§ **Work instructions**
Return, word for word, every line that follows.

/---

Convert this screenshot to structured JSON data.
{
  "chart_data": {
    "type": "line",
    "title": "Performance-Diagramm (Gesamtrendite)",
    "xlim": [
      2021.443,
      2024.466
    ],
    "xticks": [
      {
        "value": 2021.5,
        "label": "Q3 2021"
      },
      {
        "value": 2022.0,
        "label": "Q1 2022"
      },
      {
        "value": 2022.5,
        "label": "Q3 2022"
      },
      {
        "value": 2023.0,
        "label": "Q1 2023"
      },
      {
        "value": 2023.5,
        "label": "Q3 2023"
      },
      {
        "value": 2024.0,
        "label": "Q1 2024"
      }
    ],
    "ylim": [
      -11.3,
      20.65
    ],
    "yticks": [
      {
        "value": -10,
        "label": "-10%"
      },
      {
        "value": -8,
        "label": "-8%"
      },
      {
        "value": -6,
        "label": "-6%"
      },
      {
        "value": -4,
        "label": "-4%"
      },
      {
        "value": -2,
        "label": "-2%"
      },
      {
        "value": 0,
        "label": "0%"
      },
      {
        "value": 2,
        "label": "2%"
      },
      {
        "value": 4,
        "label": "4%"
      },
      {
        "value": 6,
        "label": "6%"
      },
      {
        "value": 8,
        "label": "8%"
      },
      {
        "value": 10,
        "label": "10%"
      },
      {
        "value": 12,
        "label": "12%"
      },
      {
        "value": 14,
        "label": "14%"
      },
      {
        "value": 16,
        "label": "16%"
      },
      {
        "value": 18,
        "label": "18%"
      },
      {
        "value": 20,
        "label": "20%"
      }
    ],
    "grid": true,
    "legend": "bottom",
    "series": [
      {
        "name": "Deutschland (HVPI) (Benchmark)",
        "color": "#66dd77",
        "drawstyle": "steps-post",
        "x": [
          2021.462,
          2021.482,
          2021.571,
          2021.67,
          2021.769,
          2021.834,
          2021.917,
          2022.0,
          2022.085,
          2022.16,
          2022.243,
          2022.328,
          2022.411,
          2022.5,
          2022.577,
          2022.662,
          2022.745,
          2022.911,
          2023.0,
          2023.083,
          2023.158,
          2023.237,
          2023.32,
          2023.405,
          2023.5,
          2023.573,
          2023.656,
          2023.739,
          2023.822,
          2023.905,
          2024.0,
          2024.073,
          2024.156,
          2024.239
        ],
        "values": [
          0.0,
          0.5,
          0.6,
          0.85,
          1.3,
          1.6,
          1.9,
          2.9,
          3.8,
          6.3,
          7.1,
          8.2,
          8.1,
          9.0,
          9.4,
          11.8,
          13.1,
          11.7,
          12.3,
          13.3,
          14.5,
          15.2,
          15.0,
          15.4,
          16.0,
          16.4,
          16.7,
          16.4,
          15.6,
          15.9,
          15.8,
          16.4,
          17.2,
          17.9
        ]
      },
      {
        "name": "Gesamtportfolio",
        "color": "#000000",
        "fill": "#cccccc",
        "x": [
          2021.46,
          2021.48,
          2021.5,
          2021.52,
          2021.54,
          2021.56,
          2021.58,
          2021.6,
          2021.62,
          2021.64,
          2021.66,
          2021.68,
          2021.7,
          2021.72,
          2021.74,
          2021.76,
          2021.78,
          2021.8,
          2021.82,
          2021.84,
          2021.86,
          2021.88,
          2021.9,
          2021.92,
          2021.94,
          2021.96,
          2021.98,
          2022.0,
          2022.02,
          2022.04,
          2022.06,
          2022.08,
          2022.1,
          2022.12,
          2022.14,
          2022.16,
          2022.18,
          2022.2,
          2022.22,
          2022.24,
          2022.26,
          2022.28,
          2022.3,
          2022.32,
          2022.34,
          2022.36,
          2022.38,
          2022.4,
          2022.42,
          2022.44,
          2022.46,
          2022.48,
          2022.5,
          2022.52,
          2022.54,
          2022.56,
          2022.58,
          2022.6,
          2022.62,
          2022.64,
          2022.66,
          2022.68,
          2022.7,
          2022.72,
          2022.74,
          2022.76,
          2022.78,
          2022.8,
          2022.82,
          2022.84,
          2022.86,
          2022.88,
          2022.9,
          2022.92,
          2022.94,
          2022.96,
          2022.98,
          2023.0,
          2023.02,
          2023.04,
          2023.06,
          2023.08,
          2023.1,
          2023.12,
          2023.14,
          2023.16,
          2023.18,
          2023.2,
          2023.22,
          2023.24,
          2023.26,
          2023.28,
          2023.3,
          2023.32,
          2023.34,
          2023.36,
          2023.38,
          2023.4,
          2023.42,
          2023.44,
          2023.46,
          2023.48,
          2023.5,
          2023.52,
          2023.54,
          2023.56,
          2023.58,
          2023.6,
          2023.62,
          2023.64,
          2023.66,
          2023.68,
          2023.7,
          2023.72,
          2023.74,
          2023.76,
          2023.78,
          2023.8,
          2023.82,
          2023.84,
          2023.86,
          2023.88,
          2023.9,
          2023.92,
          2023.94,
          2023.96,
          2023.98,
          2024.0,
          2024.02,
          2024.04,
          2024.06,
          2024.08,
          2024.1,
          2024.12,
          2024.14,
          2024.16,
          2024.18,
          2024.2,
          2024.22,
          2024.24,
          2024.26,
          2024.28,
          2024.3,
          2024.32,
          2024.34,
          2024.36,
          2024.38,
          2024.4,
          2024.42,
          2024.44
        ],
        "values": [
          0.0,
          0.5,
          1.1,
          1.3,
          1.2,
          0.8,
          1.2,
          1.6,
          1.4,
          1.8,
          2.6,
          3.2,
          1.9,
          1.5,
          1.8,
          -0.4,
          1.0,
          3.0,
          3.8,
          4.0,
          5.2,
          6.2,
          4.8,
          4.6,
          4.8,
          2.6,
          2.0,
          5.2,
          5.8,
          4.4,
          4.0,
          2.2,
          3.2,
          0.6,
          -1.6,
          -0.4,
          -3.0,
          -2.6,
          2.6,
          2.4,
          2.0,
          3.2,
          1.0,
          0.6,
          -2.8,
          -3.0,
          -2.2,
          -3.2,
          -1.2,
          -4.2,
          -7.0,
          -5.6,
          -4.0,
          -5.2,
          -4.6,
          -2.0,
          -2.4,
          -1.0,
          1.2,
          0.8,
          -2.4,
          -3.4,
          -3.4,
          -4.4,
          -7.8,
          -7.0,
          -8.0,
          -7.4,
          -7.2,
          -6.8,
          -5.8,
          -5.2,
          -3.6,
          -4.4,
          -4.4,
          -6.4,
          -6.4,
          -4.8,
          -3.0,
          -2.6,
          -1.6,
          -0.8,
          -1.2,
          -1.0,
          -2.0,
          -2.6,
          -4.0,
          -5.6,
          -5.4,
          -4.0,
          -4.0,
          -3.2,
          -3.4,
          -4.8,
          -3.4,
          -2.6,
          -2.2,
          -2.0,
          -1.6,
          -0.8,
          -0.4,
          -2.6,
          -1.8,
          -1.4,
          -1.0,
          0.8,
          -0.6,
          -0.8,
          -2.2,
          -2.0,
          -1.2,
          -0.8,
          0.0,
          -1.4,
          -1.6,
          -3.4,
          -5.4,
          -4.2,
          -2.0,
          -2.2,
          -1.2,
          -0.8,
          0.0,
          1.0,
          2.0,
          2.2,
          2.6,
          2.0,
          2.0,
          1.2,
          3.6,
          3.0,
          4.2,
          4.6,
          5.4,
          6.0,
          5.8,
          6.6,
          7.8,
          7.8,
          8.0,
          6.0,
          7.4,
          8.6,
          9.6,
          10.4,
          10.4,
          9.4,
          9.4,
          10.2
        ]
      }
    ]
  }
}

\---

§ **Correct response**
Convert this screenshot to structured JSON data.
{
  "chart_data": {
    "type": "line",
    "title": "Performance-Diagramm (Gesamtrendite)",
    "xlim": [
      2021.443,
      2024.466
    ],
    "xticks": [
      {
        "value": 2021.5,
        "label": "Q3 2021"
      },
      {
        "value": 2022.0,
        "label": "Q1 2022"
      },
      {
        "value": 2022.5,
        "label": "Q3 2022"
      },
      {
        "value": 2023.0,
        "label": "Q1 2023"
      },
      {
        "value": 2023.5,
        "label": "Q3 2023"
      },
      {
        "value": 2024.0,
        "label": "Q1 2024"
      }
    ],
    "ylim": [
      -11.3,
      20.65
    ],
    "yticks": [
      {
        "value": -10,
        "label": "-10%"
      },
      {
        "value": -8,
        "label": "-8%"
      },
      {
        "value": -6,
        "label": "-6%"
      },
      {
        "value": -4,
        "label": "-4%"
      },
      {
        "value": -2,
        "label": "-2%"
      },
      {
        "value": 0,
        "label": "0%"
      },
      {
        "value": 2,
        "label": "2%"
      },
      {
        "value": 4,
        "label": "4%"
      },
      {
        "value": 6,
        "label": "6%"
      },
      {
        "value": 8,
        "label": "8%"
      },
      {
        "value": 10,
        "label": "10%"
      },
      {
        "value": 12,
        "label": "12%"
      },
      {
        "value": 14,
        "label": "14%"
      },
      {
        "value": 16,
        "label": "16%"
      },
      {
        "value": 18,
        "label": "18%"
      },
      {
        "value": 20,
        "label": "20%"
      }
    ],
    "grid": true,
    "legend": "bottom",
    "series": [
      {
        "name": "Deutschland (HVPI) (Benchmark)",
        "color": "#66dd77",
        "drawstyle": "steps-post",
        "x": [
          2021.462,
          2021.482,
          2021.571,
          2021.67,
          2021.769,
          2021.834,
          2021.917,
          2022.0,
          2022.085,
          2022.16,
          2022.243,
          2022.328,
          2022.411,
          2022.5,
          2022.577,
          2022.662,
          2022.745,
          2022.911,
          2023.0,
          2023.083,
          2023.158,
          2023.237,
          2023.32,
          2023.405,
          2023.5,
          2023.573,
          2023.656,
          2023.739,
          2023.822,
          2023.905,
          2024.0,
          2024.073,
          2024.156,
          2024.239
        ],
        "values": [
          0.0,
          0.5,
          0.6,
          0.85,
          1.3,
          1.6,
          1.9,
          2.9,
          3.8,
          6.3,
          7.1,
          8.2,
          8.1,
          9.0,
          9.4,
          11.8,
          13.1,
          11.7,
          12.3,
          13.3,
          14.5,
          15.2,
          15.0,
          15.4,
          16.0,
          16.4,
          16.7,
          16.4,
          15.6,
          15.9,
          15.8,
          16.4,
          17.2,
          17.9
        ]
      },
      {
        "name": "Gesamtportfolio",
        "color": "#000000",
        "fill": "#cccccc",
        "x": [
          2021.46,
          2021.48,
          2021.5,
          2021.52,
          2021.54,
          2021.56,
          2021.58,
          2021.6,
          2021.62,
          2021.64,
          2021.66,
          2021.68,
          2021.7,
          2021.72,
          2021.74,
          2021.76,
          2021.78,
          2021.8,
          2021.82,
          2021.84,
          2021.86,
          2021.88,
          2021.9,
          2021.92,
          2021.94,
          2021.96,
          2021.98,
          2022.0,
          2022.02,
          2022.04,
          2022.06,
          2022.08,
          2022.1,
          2022.12,
          2022.14,
          2022.16,
          2022.18,
          2022.2,
          2022.22,
          2022.24,
          2022.26,
          2022.28,
          2022.3,
          2022.32,
          2022.34,
          2022.36,
          2022.38,
          2022.4,
          2022.42,
          2022.44,
          2022.46,
          2022.48,
          2022.5,
          2022.52,
          2022.54,
          2022.56,
          2022.58,
          2022.6,
          2022.62,
          2022.64,
          2022.66,
          2022.68,
          2022.7,
          2022.72,
          2022.74,
          2022.76,
          2022.78,
          2022.8,
          2022.82,
          2022.84,
          2022.86,
          2022.88,
          2022.9,
          2022.92,
          2022.94,
          2022.96,
          2022.98,
          2023.0,
          2023.02,
          2023.04,
          2023.06,
          2023.08,
          2023.1,
          2023.12,
          2023.14,
          2023.16,
          2023.18,
          2023.2,
          2023.22,
          2023.24,
          2023.26,
          2023.28,
          2023.3,
          2023.32,
          2023.34,
          2023.36,
          2023.38,
          2023.4,
          2023.42,
          2023.44,
          2023.46,
          2023.48,
          2023.5,
          2023.52,
          2023.54,
          2023.56,
          2023.58,
          2023.6,
          2023.62,
          2023.64,
          2023.66,
          2023.68,
          2023.7,
          2023.72,
          2023.74,
          2023.76,
          2023.78,
          2023.8,
          2023.82,
          2023.84,
          2023.86,
          2023.88,
          2023.9,
          2023.92,
          2023.94,
          2023.96,
          2023.98,
          2024.0,
          2024.02,
          2024.04,
          2024.06,
          2024.08,
          2024.1,
          2024.12,
          2024.14,
          2024.16,
          2024.18,
          2024.2,
          2024.22,
          2024.24,
          2024.26,
          2024.28,
          2024.3,
          2024.32,
          2024.34,
          2024.36,
          2024.38,
          2024.4,
          2024.42,
          2024.44
        ],
        "values": [
          0.0,
          0.5,
          1.1,
          1.3,
          1.2,
          0.8,
          1.2,
          1.6,
          1.4,
          1.8,
          2.6,
          3.2,
          1.9,
          1.5,
          1.8,
          -0.4,
          1.0,
          3.0,
          3.8,
          4.0,
          5.2,
          6.2,
          4.8,
          4.6,
          4.8,
          2.6,
          2.0,
          5.2,
          5.8,
          4.4,
          4.0,
          2.2,
          3.2,
          0.6,
          -1.6,
          -0.4,
          -3.0,
          -2.6,
          2.6,
          2.4,
          2.0,
          3.2,
          1.0,
          0.6,
          -2.8,
          -3.0,
          -2.2,
          -3.2,
          -1.2,
          -4.2,
          -7.0,
          -5.6,
          -4.0,
          -5.2,
          -4.6,
          -2.0,
          -2.4,
          -1.0,
          1.2,
          0.8,
          -2.4,
          -3.4,
          -3.4,
          -4.4,
          -7.8,
          -7.0,
          -8.0,
          -7.4,
          -7.2,
          -6.8,
          -5.8,
          -5.2,
          -3.6,
          -4.4,
          -4.4,
          -6.4,
          -6.4,
          -4.8,
          -3.0,
          -2.6,
          -1.6,
          -0.8,
          -1.2,
          -1.0,
          -2.0,
          -2.6,
          -4.0,
          -5.6,
          -5.4,
          -4.0,
          -4.0,
          -3.2,
          -3.4,
          -4.8,
          -3.4,
          -2.6,
          -2.2,
          -2.0,
          -1.6,
          -0.8,
          -0.4,
          -2.6,
          -1.8,
          -1.4,
          -1.0,
          0.8,
          -0.6,
          -0.8,
          -2.2,
          -2.0,
          -1.2,
          -0.8,
          0.0,
          -1.4,
          -1.6,
          -3.4,
          -5.4,
          -4.2,
          -2.0,
          -2.2,
          -1.2,
          -0.8,
          0.0,
          1.0,
          2.0,
          2.2,
          2.6,
          2.0,
          2.0,
          1.2,
          3.6,
          3.0,
          4.2,
          4.6,
          5.4,
          6.0,
          5.8,
          6.6,
          7.8,
          7.8,
          8.0,
          6.0,
          7.4,
          8.6,
          9.6,
          10.4,
          10.4,
          9.4,
          9.4,
          10.2
        ]
      }
    ]
  }
}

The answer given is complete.